* START Data excerpts *
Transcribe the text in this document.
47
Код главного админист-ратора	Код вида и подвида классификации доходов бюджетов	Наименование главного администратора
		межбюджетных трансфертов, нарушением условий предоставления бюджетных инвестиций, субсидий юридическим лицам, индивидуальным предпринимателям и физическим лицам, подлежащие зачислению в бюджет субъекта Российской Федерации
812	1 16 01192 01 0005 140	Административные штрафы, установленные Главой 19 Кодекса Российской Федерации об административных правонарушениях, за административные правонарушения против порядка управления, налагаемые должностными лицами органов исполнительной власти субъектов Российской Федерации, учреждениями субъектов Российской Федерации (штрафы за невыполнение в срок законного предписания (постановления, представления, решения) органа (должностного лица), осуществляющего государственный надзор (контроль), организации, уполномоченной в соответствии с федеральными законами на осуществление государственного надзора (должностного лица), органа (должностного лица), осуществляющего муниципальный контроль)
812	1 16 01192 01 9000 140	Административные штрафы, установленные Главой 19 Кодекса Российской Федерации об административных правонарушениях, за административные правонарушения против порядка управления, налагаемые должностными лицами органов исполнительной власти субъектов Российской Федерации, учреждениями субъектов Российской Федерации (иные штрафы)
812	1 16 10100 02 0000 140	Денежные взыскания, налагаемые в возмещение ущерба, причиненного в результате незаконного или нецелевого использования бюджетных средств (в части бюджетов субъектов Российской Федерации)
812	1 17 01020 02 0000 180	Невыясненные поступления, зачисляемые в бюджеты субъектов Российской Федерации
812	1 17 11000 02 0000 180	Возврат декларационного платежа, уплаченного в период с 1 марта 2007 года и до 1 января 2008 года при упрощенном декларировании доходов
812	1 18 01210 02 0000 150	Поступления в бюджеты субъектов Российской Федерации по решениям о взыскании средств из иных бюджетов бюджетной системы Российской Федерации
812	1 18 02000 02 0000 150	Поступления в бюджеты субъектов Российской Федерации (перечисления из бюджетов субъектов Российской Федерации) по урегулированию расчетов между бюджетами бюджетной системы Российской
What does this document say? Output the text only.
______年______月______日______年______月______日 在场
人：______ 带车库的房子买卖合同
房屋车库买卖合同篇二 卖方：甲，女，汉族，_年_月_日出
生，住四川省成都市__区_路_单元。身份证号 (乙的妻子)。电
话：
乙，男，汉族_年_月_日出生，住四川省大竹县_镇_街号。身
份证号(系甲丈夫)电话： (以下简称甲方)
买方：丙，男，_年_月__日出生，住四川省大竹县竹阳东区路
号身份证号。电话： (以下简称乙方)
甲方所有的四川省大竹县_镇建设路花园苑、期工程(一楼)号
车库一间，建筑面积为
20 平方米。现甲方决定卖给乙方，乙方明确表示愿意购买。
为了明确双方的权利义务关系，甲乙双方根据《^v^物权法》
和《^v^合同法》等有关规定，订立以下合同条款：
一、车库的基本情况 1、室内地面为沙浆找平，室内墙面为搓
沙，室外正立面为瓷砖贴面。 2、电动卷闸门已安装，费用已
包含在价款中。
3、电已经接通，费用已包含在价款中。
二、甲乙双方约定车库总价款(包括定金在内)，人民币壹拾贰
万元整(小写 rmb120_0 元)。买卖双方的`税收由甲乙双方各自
* END Data excerpts *
§ **Stated goal**
Each line of the listing should be echoed back exactly.

§ **Task result**
Transcribe the text in this document.
47
Код главного админист-ратора	Код вида и подвида классификации доходов бюджетов	Наименование главного администратора
		межбюджетных трансфертов, нарушением условий предоставления бюджетных инвестиций, субсидий юридическим лицам, индивидуальным предпринимателям и физическим лицам, подлежащие зачислению в бюджет субъекта Российской Федерации
812	1 16 01192 01 0005 140	Административные штрафы, установленные Главой 19 Кодекса Российской Федерации об административных правонарушениях, за административные правонарушения против порядка управления, налагаемые должностными лицами органов исполнительной власти субъектов Российской Федерации, учреждениями субъектов Российской Федерации (штрафы за невыполнение в срок законного предписания (постановления, представления, решения) органа (должностного лица), осуществляющего государственный надзор (контроль), организации, уполномоченной в соответствии с федеральными законами на осуществление государственного надзора (должностного лица), органа (должностного лица), осуществляющего муниципальный контроль)
812	1 16 01192 01 9000 140	Административные штрафы, установленные Главой 19 Кодекса Российской Федерации об административных правонарушениях, за административные правонарушения против порядка управления, налагаемые должностными лицами органов исполнительной власти субъектов Российской Федерации, учреждениями субъектов Российской Федерации (иные штрафы)
812	1 16 10100 02 0000 140	Денежные взыскания, налагаемые в возмещение ущерба, причиненного в результате незаконного или нецелевого использования бюджетных средств (в части бюджетов субъектов Российской Федерации)
812	1 17 01020 02 0000 180	Невыясненные поступления, зачисляемые в бюджеты субъектов Российской Федерации
812	1 17 11000 02 0000 180	Возврат декларационного платежа, уплаченного в период с 1 марта 2007 года и до 1 января 2008 года при упрощенном декларировании доходов
812	1 18 01210 02 0000 150	Поступления в бюджеты субъектов Российской Федерации по решениям о взыскании средств из иных бюджетов бюджетной системы Российской Федерации
812	1 18 02000 02 0000 150	Поступления в бюджеты субъектов Российской Федерации (перечисления из бюджетов субъектов Российской Федерации) по урегулированию расчетов между бюджетами бюджетной системы Российской
What does this document say? Output the text only.
______年______月______日______年______月______日 在场
人：______ 带车库的房子买卖合同
房屋车库买卖合同篇二 卖方：甲，女，汉族，_年_月_日出
生，住四川省成都市__区_路_单元。身份证号 (乙的妻子)。电
话：
乙，男，汉族_年_月_日出生，住四川省大竹县_镇_街号。身
份证号(系甲丈夫)电话： (以下简称甲方)
买方：丙，男，_年_月__日出生，住四川省大竹县竹阳东区路
号身份证号。电话： (以下简称乙方)
甲方所有的四川省大竹县_镇建设路花园苑、期工程(一楼)号
车库一间，建筑面积为
20 平方米。现甲方决定卖给乙方，乙方明确表示愿意购买。
为了明确双方的权利义务关系，甲乙双方根据《^v^物权法》
和《^v^合同法》等有关规定，订立以下合同条款：
一、车库的基本情况 1、室内地面为沙浆找平，室内墙面为搓
沙，室外正立面为瓷砖贴面。 2、电动卷闸门已安装，费用已
包含在价款中。
3、电已经接通，费用已包含在价款中。
二、甲乙双方约定车库总价款(包括定金在内)，人民币壹拾贰
万元整(小写 rmb120_0 元)。买卖双方的`税收由甲乙双方各自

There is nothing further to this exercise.